• **Input data**:

----------

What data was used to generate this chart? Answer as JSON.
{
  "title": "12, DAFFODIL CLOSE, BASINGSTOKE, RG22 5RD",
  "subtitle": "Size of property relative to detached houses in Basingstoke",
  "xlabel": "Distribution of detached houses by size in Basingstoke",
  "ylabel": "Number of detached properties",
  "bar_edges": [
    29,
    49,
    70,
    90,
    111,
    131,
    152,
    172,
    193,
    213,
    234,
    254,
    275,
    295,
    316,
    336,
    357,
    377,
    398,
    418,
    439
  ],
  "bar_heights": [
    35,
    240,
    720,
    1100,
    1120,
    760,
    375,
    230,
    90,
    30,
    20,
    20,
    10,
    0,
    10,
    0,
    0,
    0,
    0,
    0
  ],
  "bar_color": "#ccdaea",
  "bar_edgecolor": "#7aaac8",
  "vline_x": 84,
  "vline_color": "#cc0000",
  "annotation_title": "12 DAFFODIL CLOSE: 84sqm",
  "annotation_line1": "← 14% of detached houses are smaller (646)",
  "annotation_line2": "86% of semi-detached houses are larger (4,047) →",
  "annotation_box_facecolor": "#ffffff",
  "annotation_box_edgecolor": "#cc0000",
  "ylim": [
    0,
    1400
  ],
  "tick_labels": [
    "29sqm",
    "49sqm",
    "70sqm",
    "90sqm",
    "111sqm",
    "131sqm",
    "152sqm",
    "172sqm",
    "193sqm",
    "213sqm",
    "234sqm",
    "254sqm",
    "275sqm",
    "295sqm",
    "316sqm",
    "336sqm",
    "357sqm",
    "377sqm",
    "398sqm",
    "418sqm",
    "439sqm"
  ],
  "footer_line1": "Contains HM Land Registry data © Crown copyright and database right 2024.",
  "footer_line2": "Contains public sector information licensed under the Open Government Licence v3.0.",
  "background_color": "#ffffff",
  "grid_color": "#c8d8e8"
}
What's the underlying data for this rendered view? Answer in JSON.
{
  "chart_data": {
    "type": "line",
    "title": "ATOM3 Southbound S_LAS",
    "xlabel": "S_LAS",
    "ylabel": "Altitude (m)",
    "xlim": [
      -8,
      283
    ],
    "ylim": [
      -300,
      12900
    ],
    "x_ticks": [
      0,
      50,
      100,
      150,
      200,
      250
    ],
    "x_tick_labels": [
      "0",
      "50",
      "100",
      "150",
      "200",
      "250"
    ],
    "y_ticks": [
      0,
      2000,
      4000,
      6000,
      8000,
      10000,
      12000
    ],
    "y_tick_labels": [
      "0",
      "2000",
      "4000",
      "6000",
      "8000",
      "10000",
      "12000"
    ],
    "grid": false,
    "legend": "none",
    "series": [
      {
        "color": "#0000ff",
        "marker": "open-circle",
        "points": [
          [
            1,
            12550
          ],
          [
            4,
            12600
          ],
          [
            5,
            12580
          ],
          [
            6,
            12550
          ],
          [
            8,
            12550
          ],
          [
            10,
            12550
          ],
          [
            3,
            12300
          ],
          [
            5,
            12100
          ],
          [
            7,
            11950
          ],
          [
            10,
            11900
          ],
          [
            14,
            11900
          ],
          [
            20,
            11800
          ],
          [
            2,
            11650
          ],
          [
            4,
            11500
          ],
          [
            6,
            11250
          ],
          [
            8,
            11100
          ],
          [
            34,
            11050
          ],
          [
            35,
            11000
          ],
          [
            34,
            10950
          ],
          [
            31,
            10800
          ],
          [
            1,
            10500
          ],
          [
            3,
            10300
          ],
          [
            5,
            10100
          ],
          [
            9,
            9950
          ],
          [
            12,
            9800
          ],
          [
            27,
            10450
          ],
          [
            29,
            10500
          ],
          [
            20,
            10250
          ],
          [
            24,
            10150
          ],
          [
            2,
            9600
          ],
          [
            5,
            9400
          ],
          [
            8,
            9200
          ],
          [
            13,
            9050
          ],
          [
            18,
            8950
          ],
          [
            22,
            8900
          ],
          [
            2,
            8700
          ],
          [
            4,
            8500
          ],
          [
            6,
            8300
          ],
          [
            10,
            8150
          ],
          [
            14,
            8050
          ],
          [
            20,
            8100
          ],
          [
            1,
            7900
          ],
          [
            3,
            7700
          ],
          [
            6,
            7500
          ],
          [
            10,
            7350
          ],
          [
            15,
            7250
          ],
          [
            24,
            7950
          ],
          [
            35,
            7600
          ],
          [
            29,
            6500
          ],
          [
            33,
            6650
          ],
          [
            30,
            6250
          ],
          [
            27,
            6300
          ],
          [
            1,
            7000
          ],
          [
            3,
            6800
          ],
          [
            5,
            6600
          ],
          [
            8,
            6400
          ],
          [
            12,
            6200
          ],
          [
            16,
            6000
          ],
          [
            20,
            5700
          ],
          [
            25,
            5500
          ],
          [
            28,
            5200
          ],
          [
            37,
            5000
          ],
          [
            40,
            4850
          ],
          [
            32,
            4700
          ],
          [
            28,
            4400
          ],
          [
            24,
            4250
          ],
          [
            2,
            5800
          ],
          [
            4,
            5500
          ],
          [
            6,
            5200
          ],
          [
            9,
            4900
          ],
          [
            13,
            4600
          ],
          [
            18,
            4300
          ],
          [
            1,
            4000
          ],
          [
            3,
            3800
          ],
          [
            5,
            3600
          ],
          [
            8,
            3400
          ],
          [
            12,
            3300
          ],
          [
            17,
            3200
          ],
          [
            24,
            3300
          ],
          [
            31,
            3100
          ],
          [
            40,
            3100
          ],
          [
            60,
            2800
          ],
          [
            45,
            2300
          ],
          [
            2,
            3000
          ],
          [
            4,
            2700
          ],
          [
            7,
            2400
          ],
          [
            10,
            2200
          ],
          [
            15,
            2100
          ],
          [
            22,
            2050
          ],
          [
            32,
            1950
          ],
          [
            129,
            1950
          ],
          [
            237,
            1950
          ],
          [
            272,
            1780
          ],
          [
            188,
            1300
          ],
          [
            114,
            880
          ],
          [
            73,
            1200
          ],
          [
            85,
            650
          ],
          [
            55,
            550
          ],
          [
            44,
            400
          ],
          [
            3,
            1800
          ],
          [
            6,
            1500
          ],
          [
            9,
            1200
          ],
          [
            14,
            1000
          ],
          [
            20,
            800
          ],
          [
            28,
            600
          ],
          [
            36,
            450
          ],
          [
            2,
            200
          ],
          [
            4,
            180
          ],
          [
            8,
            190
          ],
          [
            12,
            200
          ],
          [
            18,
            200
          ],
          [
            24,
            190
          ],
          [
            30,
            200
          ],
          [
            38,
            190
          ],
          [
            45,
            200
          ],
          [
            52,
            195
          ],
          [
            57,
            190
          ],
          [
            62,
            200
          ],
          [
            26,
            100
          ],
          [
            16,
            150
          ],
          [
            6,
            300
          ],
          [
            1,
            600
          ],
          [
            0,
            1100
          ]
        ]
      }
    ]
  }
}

----------

• **Given exercise**:
Return every line from the records above that holds the word "Answer".

• **Reply**:
What data was used to generate this chart? Answer as JSON.
What's the underlying data for this rendered view? Answer in JSON.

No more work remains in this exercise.